The Parthian houses themselves were not indigenous to Iranian, and this would hardly be the first society where the elite aristocracy kept their own religious traditions outside what the common people believed (and given the division of power in Sassanian state, it would be easy for them to avoid religious persecution as long as they didn't stray too far).


Zurvanism, imo, is more of a theological doctrine (do you emphasize the role of Zurvan or not) that at varying times came to prominence and was endorsed by the Sassanians and at other times was dismissed or minimized. I don't buy into the idea that the Sassanians themselves were at all times sponsors of "Zurvanism" as a distinct creed - the question is more akin to whether a particular branch of Christianity emphasizes the role of the holy spirit more or less. Zurvanism, unlike Mazdakism, was not a pure heresy.
Well you may be correct actually, and John7755 does know more than me on the issue, but in the end, it still relates to the question.

The rise of the Achaemenid, Alexander, and Parthian Empire's were largely events outside of the development of Zoroastrianism.

I do still think the Ascarids as we knew them would fall to a different house, but the seven clans and their iranic religions will be retained in this scenario.

The question is, without Zoroastrianism, what about the population? Well it would be similar to the seven parthain clans, who would patronize different "head dieties" yet were polythiests; not unlike the early vedic religion you mentioned, though the urban iranian population would probably still have slight differences with the "outsider" parthian clans in ritual
 
The question is, without Zoroastrianism, what about the population?

Perhaps the most plausible answer is a continued emphasis, or perhaps re-emphasis, of Mihr? There'd be a similar divergence of beliefs as OTL, but in different directions - Mihr as a god of war and covenants, Mihr reinterpreted in a millenarian sort of way, all sort of different explanations for how the rest of the polytheistic pantheon fit into the picture. And then someone would come along and establish an orthodox way of understanding Mihr.

+---+

WRITTEN EXERCISE: Extract, word for word, the part of the discussion of Zoroastrianism starting at "Perhaps the most" and ending at "of understanding Mihr.". Rely only on the discussion of Zoroastrianism.

Boundary data for regions:
+---+

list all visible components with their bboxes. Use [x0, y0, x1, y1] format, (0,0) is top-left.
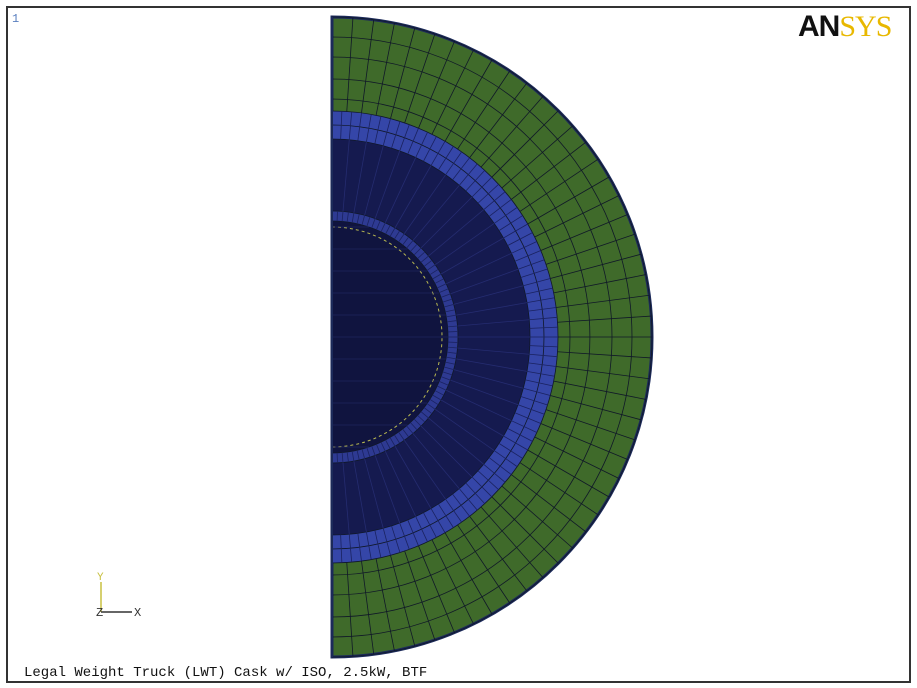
- triad-label: Z: [96, 606, 103, 620]
- body: 1 ANSYS Y Z X Legal Weight Truck (LWT) C…: [0, 0, 917, 688]
- logo-part: SYS: [839, 10, 891, 43]
- caption: Legal Weight Truck (LWT) Cask w/ ISO, 2.…: [24, 665, 427, 681]
- triad-label: X: [134, 606, 141, 620]
- triad-label: Y: [97, 572, 104, 584]
- graphics-window: 1 ANSYS Y Z X Legal Weight Truck (LWT) C…: [0, 0, 917, 688]
- logo-part: AN: [798, 10, 839, 43]
- page: {"window_number": "1", "logo": {"part1":…: [0, 0, 917, 688]
- window-number: 1: [12, 12, 19, 26]
- ansys-logo: ANSYS: [798, 10, 891, 43]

+---+

RESPONSE TO THIS TASK:
Perhaps the most plausible answer is a continued emphasis, or perhaps re-emphasis, of Mihr? There'd be a similar divergence of beliefs as OTL, but in different directions - Mihr as a god of war and covenants, Mihr reinterpreted in a millenarian sort of way, all sort of different explanations for how the rest of the polytheistic pantheon fit into the picture. And then someone would come along and establish an orthodox way of understanding Mihr.